## EXERCISE OBJECTIVE
Restate all of the entries exactly, dropping any pictures they hold.

## DATA LINES
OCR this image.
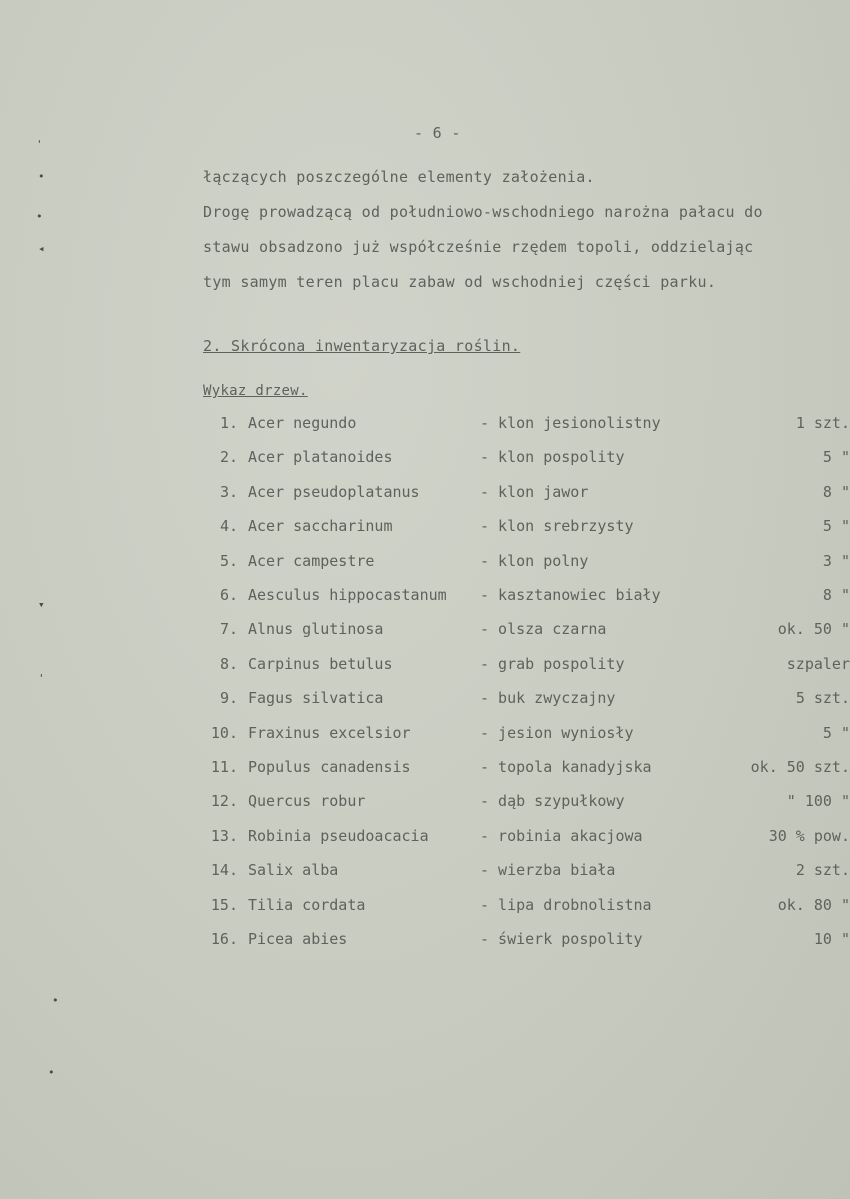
'
•
•
◂
▾
'
•
•
- 6 -
łączących poszczególne elementy założenia.
Drogę prowadzącą od południowo-wschodniego narożna pałacu do
stawu obsadzono już współcześnie rzędem topoli, oddzielając
tym samym teren placu zabaw od wschodniej części parku.
2. Skrócona inwentaryzacja roślin.
Wykaz drzew.
1. Acer negundo	- klon jesionolistny	1 szt.
2. Acer platanoides	- klon pospolity	5 "
3. Acer pseudoplatanus	- klon jawor	8 "
4. Acer saccharinum	- klon srebrzysty	5 "
5. Acer campestre	- klon polny	3 "
6. Aesculus hippocastanum - kasztanowiec biały	8 "
7. Alnus glutinosa	- olsza czarna	ok. 50 "
8. Carpinus betulus	- grab pospolity	szpaler
9. Fagus silvatica	- buk zwyczajny	5 szt.
10. Fraxinus excelsior	- jesion wyniosły	5 "
11. Populus canadensis	- topola kanadyjska	ok. 50 szt.
12. Quercus robur	- dąb szypułkowy	" 100 "
13. Robinia pseudoacacia	- robinia akacjowa	30 % pow.
14. Salix alba	- wierzba biała	2 szt.
15. Tilia cordata	- lipa drobnolistna	ok. 80 "
16. Picea abies	- świerk pospolity	10 "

## EXPECTED OUTPUT
OCR this image.
'
•
•
◂
▾
'
•
•
- 6 -
łączących poszczególne elementy założenia.
Drogę prowadzącą od południowo-wschodniego narożna pałacu do
stawu obsadzono już współcześnie rzędem topoli, oddzielając
tym samym teren placu zabaw od wschodniej części parku.
2. Skrócona inwentaryzacja roślin.
Wykaz drzew.
1. Acer negundo	- klon jesionolistny	1 szt.
2. Acer platanoides	- klon pospolity	5 "
3. Acer pseudoplatanus	- klon jawor	8 "
4. Acer saccharinum	- klon srebrzysty	5 "
5. Acer campestre	- klon polny	3 "
6. Aesculus hippocastanum - kasztanowiec biały	8 "
7. Alnus glutinosa	- olsza czarna	ok. 50 "
8. Carpinus betulus	- grab pospolity	szpaler
9. Fagus silvatica	- buk zwyczajny	5 szt.
10. Fraxinus excelsior	- jesion wyniosły	5 "
11. Populus canadensis	- topola kanadyjska	ok. 50 szt.
12. Quercus robur	- dąb szypułkowy	" 100 "
13. Robinia pseudoacacia	- robinia akacjowa	30 % pow.
14. Salix alba	- wierzba biała	2 szt.
15. Tilia cordata	- lipa drobnolistna	ok. 80 "
16. Picea abies	- świerk pospolity	10 "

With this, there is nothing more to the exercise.